* Prompt: Extract the records in full, leaving every picture out.

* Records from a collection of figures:
%%

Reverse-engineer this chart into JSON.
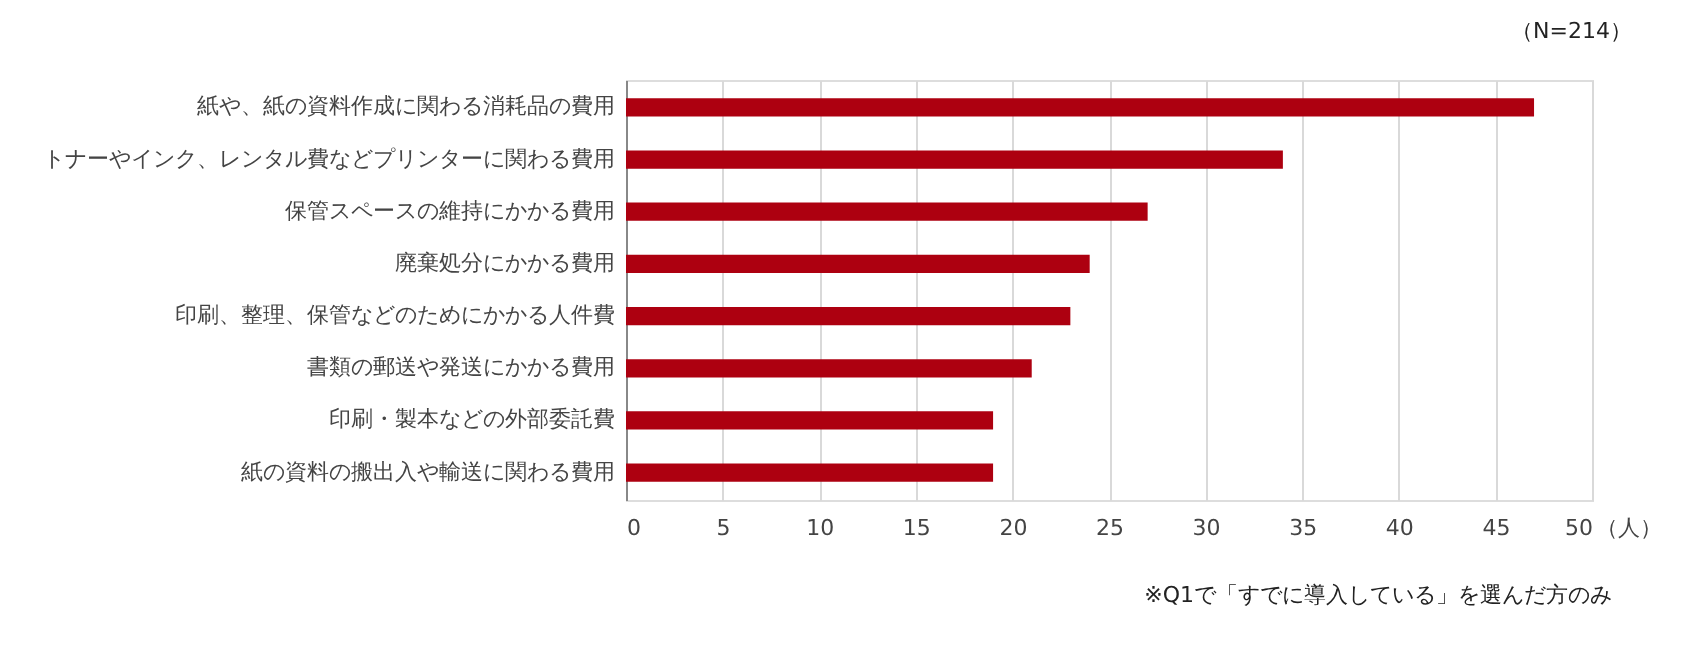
{
  "chart_data": {
    "type": "bar",
    "orientation": "horizontal",
    "categories": [
      "紙や、紙の資料作成に関わる消耗品の費用",
      "トナーやインク、レンタル費などプリンターに関わる費用",
      "保管スペースの維持にかかる費用",
      "廃棄処分にかかる費用",
      "印刷、整理、保管などのためにかかる人件費",
      "書類の郵送や発送にかかる費用",
      "印刷・製本などの外部委託費",
      "紙の資料の搬出入や輸送に関わる費用"
    ],
    "values": [
      47,
      34,
      27,
      24,
      23,
      21,
      19,
      19
    ],
    "color": "#ad0010",
    "xlim": [
      0,
      50
    ],
    "xticks": [
      0,
      5,
      10,
      15,
      20,
      25,
      30,
      35,
      40,
      45,
      50
    ],
    "xlabel": "（人）",
    "grid": "x",
    "annotations": [
      "（N=214）",
      "※Q1で「すでに導入している」を選んだ方のみ"
    ]
  }
}
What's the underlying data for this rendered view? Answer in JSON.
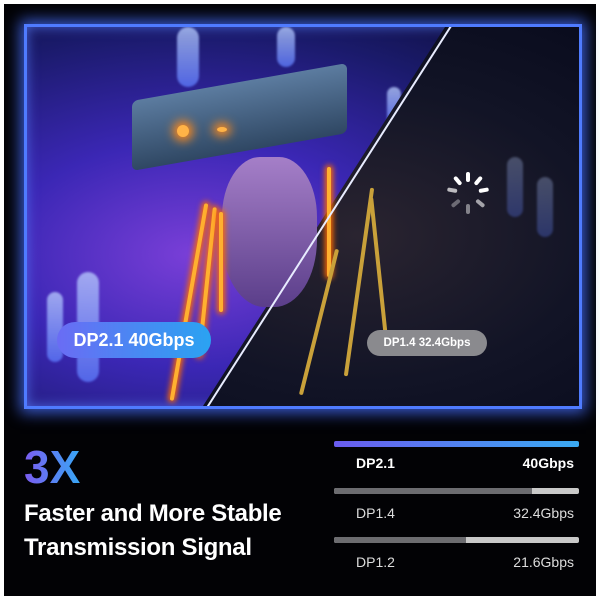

%%

* Response for this exercise:
Reverse-engineer this chart into JSON.
{
  "chart_data": {
    "type": "bar",
    "orientation": "horizontal",
    "categories": [
      "紙や、紙の資料作成に関わる消耗品の費用",
      "トナーやインク、レンタル費などプリンターに関わる費用",
      "保管スペースの維持にかかる費用",
      "廃棄処分にかかる費用",
      "印刷、整理、保管などのためにかかる人件費",
      "書類の郵送や発送にかかる費用",
      "印刷・製本などの外部委託費",
      "紙の資料の搬出入や輸送に関わる費用"
    ],
    "values": [
      47,
      34,
      27,
      24,
      23,
      21,
      19,
      19
    ],
    "color": "#ad0010",
    "xlim": [
      0,
      50
    ],
    "xticks": [
      0,
      5,
      10,
      15,
      20,
      25,
      30,
      35,
      40,
      45,
      50
    ],
    "xlabel": "（人）",
    "grid": "x",
    "annotations": [
      "（N=214）",
      "※Q1で「すでに導入している」を選んだ方のみ"
    ]
  }
}
What's the underlying data for this rendered view? Answer in JSON.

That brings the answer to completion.